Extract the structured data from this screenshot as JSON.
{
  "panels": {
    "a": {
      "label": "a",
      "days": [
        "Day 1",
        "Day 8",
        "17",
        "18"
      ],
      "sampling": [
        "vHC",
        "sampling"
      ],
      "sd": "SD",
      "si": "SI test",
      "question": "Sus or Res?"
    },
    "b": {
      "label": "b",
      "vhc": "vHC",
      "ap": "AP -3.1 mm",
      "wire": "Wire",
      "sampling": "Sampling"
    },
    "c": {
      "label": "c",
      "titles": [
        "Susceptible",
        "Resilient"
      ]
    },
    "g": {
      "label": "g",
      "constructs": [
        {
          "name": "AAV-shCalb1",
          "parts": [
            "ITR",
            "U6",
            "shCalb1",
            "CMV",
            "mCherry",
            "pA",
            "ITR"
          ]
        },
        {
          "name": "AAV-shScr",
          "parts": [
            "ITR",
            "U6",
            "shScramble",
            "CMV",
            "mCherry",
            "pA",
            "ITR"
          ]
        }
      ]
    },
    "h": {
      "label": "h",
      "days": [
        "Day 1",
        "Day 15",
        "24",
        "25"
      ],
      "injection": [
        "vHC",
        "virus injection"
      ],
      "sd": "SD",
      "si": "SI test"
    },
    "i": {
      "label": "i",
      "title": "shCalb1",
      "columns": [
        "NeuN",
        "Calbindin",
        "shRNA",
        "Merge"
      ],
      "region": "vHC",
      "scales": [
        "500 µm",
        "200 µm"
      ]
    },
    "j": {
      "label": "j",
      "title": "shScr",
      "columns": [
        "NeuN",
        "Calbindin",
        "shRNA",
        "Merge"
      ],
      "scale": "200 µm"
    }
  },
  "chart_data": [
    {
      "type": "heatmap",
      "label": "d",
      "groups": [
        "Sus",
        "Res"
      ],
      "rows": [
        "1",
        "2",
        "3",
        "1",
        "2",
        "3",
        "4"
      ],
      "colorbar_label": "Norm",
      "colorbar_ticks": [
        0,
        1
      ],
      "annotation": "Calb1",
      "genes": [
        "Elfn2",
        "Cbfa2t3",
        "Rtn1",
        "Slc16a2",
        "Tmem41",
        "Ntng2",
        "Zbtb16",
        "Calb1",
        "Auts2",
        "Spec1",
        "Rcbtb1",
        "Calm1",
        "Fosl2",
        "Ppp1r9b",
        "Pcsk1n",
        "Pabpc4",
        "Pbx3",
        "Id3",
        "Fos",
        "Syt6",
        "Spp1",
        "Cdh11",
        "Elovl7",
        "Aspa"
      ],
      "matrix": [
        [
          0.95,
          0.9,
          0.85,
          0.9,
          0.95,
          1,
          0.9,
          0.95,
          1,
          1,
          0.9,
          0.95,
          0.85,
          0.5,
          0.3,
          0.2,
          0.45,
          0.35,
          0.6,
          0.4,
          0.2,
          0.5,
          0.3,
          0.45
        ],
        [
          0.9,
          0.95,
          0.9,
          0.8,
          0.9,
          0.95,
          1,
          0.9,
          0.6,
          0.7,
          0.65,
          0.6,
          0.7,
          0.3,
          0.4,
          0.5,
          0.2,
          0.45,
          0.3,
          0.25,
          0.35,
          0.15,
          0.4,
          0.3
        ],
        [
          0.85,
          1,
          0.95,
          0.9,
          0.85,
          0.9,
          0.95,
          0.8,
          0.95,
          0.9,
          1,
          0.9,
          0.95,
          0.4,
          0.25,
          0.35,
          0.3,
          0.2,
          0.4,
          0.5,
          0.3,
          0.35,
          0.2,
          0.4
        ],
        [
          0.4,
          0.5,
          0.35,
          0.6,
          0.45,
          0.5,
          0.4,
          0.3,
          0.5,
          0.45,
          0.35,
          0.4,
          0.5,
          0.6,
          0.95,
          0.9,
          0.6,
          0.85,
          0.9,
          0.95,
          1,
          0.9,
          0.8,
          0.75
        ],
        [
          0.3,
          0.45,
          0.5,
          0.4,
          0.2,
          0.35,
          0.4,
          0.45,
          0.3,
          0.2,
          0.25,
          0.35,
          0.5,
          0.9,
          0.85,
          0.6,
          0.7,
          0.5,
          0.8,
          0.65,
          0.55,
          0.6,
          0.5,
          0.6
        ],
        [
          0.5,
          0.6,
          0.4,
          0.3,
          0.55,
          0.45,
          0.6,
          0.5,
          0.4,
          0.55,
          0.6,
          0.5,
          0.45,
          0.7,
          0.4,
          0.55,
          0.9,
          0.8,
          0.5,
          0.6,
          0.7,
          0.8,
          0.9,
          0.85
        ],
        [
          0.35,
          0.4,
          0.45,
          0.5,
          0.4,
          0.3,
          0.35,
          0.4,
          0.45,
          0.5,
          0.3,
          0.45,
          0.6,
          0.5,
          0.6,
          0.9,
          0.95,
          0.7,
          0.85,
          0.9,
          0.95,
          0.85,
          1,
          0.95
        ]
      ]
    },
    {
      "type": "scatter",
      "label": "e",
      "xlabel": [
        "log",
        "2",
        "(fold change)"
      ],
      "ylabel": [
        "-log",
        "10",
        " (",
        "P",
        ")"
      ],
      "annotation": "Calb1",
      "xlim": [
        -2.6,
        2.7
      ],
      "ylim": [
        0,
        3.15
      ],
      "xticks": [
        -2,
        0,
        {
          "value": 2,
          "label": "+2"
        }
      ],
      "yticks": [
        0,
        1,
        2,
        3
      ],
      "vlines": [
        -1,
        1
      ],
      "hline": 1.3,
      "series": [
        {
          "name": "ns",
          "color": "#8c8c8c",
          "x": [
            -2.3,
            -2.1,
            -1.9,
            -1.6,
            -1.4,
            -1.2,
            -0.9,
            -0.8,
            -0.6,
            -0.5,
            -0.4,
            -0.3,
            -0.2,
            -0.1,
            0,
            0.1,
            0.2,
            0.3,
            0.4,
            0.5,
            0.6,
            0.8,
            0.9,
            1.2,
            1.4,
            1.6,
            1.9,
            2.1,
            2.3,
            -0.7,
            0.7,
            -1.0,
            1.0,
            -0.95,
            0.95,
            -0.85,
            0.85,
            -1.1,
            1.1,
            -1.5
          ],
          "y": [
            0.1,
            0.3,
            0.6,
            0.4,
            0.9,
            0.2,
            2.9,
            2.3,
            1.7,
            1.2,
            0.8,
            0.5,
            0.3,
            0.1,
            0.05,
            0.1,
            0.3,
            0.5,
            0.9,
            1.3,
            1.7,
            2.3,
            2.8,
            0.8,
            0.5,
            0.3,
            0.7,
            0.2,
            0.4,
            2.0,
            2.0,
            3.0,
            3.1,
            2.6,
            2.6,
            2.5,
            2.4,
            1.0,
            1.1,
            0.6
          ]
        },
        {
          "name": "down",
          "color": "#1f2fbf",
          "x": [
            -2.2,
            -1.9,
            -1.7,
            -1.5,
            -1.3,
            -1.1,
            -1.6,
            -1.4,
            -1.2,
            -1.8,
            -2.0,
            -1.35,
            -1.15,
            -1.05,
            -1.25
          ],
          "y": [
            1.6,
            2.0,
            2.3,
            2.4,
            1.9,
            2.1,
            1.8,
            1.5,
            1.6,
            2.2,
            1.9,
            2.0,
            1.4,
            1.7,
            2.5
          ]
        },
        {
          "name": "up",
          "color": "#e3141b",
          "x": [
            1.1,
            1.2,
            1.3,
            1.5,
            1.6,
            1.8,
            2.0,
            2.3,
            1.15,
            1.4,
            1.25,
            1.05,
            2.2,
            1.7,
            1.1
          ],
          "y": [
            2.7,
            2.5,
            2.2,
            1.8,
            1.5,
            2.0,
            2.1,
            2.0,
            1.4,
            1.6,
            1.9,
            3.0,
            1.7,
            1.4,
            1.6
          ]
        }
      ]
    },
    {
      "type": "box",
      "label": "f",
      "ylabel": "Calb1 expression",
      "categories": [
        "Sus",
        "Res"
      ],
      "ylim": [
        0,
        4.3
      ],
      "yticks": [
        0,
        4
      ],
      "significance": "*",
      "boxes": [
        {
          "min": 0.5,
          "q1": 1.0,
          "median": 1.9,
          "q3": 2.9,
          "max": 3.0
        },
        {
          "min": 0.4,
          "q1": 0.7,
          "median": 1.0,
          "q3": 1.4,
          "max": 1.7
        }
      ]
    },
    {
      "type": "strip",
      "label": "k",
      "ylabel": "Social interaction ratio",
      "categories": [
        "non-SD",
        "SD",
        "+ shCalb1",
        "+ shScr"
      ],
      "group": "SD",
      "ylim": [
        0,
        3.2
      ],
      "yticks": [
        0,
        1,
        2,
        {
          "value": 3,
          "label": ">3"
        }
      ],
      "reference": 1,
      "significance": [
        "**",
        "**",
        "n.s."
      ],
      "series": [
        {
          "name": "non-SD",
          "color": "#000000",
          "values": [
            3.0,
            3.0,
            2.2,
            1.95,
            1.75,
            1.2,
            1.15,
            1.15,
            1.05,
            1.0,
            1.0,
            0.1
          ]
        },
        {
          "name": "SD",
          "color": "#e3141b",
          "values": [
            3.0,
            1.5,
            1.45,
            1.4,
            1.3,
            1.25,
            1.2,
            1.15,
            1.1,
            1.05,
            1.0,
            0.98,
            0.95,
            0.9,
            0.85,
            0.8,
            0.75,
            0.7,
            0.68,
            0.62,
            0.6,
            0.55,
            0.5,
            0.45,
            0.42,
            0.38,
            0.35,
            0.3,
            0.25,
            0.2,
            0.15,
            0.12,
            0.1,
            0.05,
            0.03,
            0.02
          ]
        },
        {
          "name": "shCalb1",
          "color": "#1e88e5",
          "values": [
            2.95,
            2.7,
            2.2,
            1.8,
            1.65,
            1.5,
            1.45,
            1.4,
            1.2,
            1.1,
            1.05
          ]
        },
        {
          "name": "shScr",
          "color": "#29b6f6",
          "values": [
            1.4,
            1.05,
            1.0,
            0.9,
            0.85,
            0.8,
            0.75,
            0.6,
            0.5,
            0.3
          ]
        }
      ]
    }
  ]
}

+--

▸ **YOUR OBJECTIVE**
Wherever "sampling" occurs in the records above, copy the line it sits in.

▸ **WRITTEN SOLUTION**
      "sampling": [
        "sampling"
      "sampling": "Sampling"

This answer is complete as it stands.